-- Start EXTRACTED MATERIAL --

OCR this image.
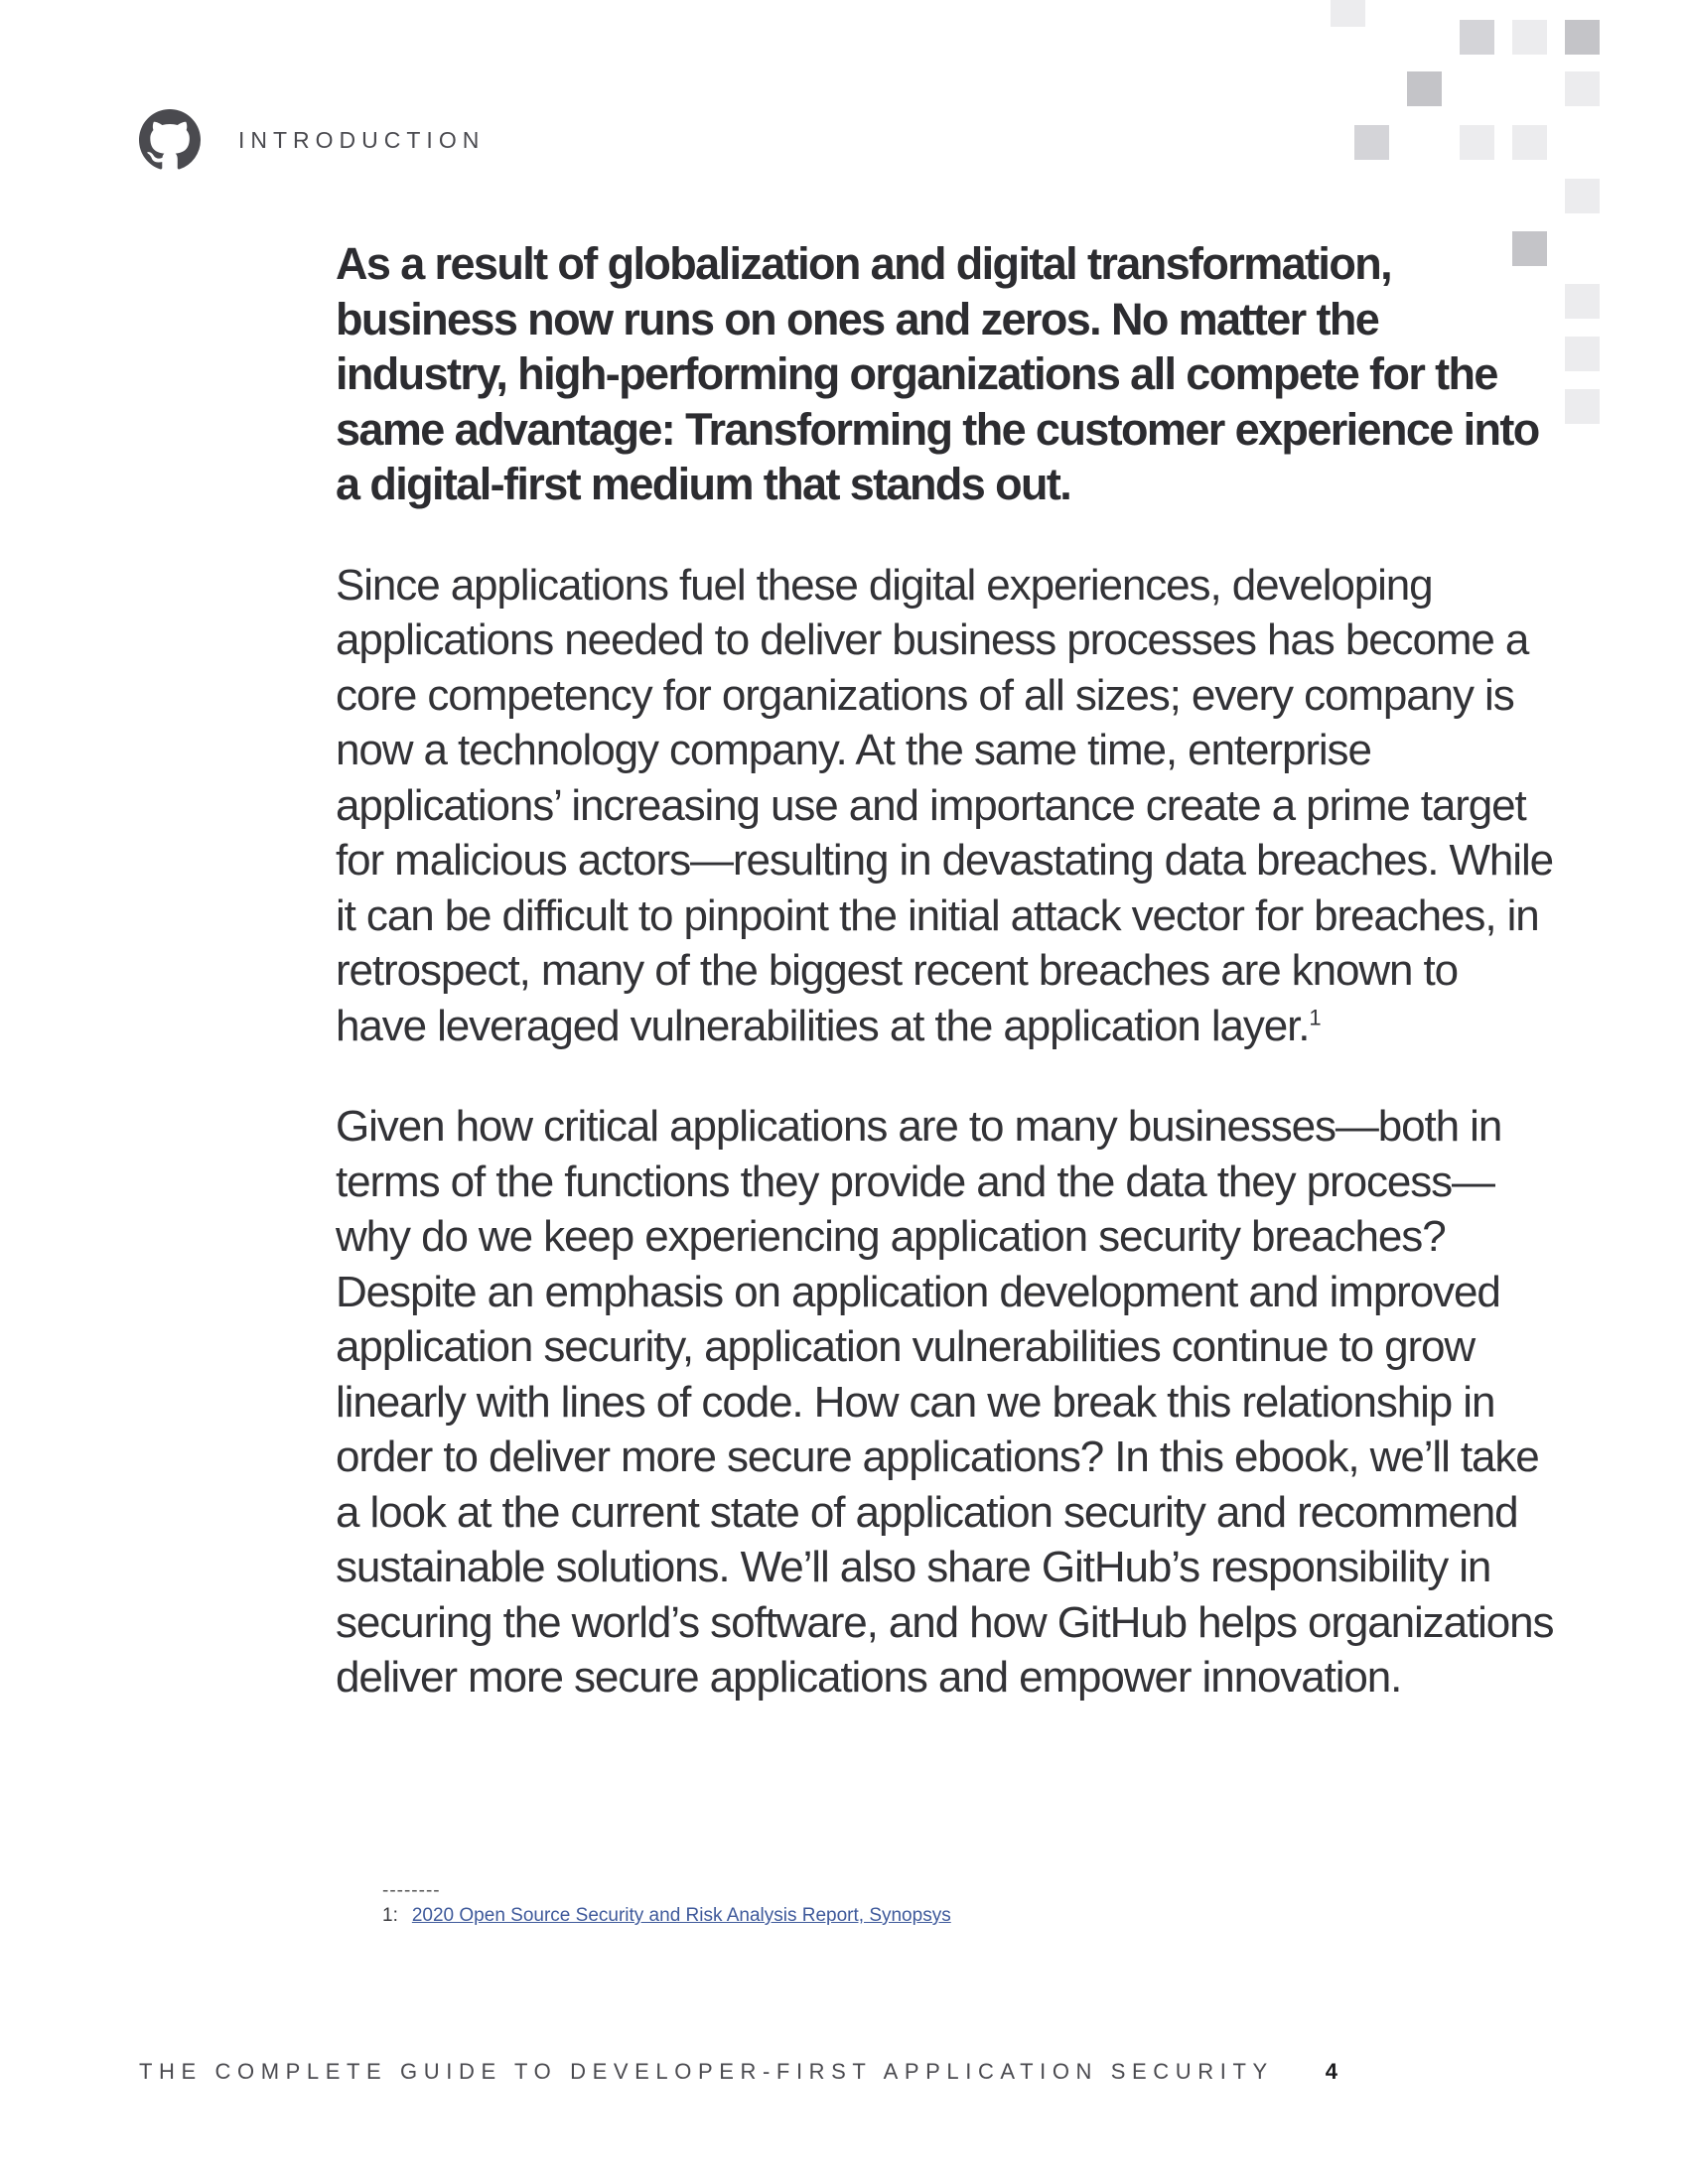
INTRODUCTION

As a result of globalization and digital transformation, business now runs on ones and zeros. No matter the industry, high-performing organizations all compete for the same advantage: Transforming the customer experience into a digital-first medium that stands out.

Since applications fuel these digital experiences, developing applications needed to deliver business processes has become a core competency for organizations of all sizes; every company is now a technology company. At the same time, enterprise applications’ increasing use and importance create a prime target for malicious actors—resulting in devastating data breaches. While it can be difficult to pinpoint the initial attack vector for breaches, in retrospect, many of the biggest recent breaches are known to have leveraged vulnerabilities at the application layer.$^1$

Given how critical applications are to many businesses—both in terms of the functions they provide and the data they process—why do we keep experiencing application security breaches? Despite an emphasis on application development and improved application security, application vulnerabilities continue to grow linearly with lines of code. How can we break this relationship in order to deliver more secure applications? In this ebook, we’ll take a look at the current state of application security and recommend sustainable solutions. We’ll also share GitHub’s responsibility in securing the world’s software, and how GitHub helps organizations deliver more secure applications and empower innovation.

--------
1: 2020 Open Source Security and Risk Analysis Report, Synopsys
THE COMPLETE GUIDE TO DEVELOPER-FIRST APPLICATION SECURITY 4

-- End EXTRACTED MATERIAL --
-- Start EXTRACTED MATERIAL --

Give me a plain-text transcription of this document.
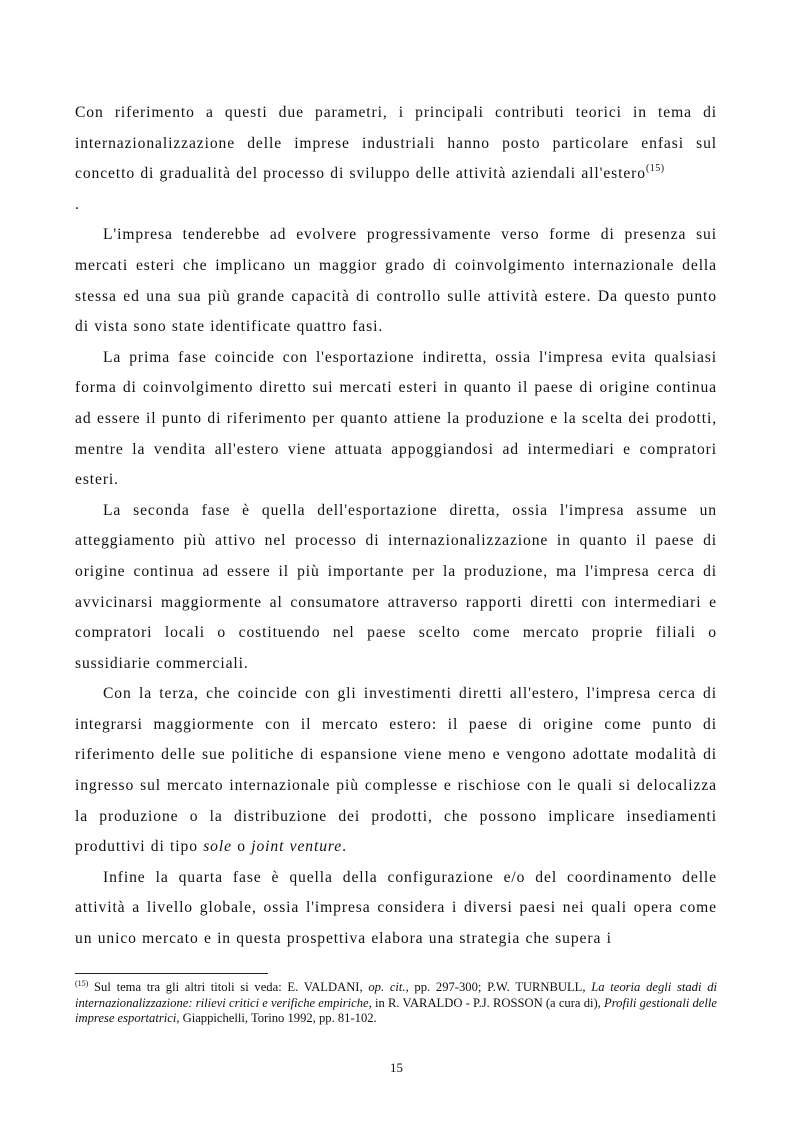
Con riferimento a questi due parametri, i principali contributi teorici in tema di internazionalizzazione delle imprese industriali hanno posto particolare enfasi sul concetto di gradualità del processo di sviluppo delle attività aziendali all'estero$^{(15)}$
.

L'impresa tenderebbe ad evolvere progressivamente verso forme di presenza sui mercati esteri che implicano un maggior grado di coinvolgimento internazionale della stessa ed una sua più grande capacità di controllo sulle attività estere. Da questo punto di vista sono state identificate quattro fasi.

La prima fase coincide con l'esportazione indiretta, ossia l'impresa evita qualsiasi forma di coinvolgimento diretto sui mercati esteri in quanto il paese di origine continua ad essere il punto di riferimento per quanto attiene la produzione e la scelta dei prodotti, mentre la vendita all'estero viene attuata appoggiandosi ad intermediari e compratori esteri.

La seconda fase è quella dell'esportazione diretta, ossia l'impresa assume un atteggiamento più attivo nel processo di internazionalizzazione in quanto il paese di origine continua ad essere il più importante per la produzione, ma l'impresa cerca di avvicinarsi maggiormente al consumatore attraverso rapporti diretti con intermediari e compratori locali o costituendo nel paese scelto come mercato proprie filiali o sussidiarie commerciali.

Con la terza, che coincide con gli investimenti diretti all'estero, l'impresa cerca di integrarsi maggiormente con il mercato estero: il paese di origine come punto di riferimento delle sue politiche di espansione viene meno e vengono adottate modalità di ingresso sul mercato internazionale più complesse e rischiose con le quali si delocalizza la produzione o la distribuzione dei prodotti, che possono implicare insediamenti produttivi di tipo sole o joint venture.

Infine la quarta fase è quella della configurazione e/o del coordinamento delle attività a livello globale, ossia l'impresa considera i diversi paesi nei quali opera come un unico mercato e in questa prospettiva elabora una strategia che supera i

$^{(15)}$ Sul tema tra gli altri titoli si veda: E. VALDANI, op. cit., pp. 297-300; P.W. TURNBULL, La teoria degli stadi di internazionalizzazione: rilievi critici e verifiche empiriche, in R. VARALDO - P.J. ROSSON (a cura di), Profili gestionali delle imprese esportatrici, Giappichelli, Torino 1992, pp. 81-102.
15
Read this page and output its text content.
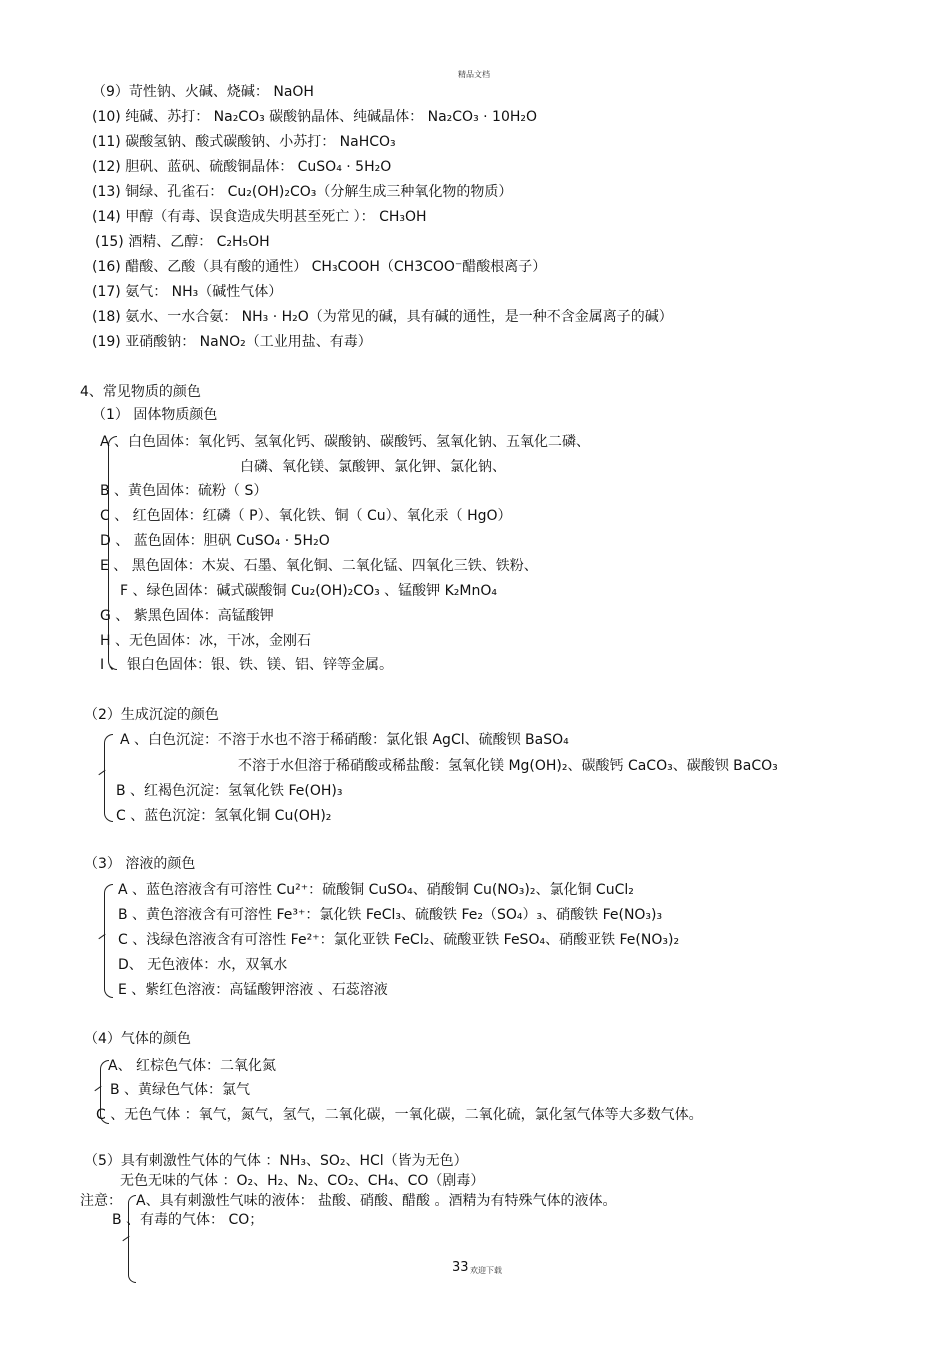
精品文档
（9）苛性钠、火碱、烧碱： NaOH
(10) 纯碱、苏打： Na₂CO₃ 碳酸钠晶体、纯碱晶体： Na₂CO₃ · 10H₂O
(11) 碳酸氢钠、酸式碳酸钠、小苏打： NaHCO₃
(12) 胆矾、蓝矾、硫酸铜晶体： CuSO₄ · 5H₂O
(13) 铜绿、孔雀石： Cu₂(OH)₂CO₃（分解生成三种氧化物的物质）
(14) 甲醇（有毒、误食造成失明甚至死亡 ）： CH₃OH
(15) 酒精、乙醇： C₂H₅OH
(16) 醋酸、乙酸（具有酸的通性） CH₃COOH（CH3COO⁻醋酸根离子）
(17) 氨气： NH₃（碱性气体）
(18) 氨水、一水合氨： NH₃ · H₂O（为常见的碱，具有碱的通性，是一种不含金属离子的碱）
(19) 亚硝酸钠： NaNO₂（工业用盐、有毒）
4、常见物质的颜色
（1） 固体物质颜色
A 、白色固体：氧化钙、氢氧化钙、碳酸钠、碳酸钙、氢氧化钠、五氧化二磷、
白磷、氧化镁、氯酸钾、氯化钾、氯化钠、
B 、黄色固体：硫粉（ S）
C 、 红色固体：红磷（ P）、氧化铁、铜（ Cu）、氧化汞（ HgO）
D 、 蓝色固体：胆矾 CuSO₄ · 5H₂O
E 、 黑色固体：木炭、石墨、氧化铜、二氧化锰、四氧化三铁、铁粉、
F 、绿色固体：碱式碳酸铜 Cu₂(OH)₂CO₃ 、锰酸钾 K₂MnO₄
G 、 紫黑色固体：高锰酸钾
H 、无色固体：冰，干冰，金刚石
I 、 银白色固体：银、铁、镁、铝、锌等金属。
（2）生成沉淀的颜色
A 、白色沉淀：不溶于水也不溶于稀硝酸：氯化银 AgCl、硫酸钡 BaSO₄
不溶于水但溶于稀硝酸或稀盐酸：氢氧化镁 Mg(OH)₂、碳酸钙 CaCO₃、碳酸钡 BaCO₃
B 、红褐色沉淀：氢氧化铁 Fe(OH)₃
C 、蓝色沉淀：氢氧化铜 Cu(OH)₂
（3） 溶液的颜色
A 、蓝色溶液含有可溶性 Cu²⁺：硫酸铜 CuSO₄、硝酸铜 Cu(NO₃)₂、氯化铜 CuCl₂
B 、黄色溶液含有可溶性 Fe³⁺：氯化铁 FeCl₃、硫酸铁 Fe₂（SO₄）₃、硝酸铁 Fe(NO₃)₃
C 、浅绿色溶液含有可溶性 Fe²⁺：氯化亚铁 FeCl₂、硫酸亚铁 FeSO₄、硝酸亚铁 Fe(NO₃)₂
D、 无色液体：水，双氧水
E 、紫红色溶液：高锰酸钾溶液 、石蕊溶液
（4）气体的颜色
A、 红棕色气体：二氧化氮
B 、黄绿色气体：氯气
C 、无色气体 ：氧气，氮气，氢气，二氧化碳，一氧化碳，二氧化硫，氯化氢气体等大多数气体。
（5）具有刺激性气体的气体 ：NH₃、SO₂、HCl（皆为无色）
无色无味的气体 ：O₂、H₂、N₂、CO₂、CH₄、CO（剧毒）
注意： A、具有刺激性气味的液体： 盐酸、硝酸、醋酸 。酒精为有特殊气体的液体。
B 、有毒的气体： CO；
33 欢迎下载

-- End EXTRACTED MATERIAL --

EXERCISE AIM
Show every line that contains the word "CuSO₄".

RESPONSE
(12) 胆矾、蓝矾、硫酸铜晶体： CuSO₄ · 5H₂O
D 、 蓝色固体：胆矾 CuSO₄ · 5H₂O
A 、蓝色溶液含有可溶性 Cu²⁺：硫酸铜 CuSO₄、硝酸铜 Cu(NO₃)₂、氯化铜 CuCl₂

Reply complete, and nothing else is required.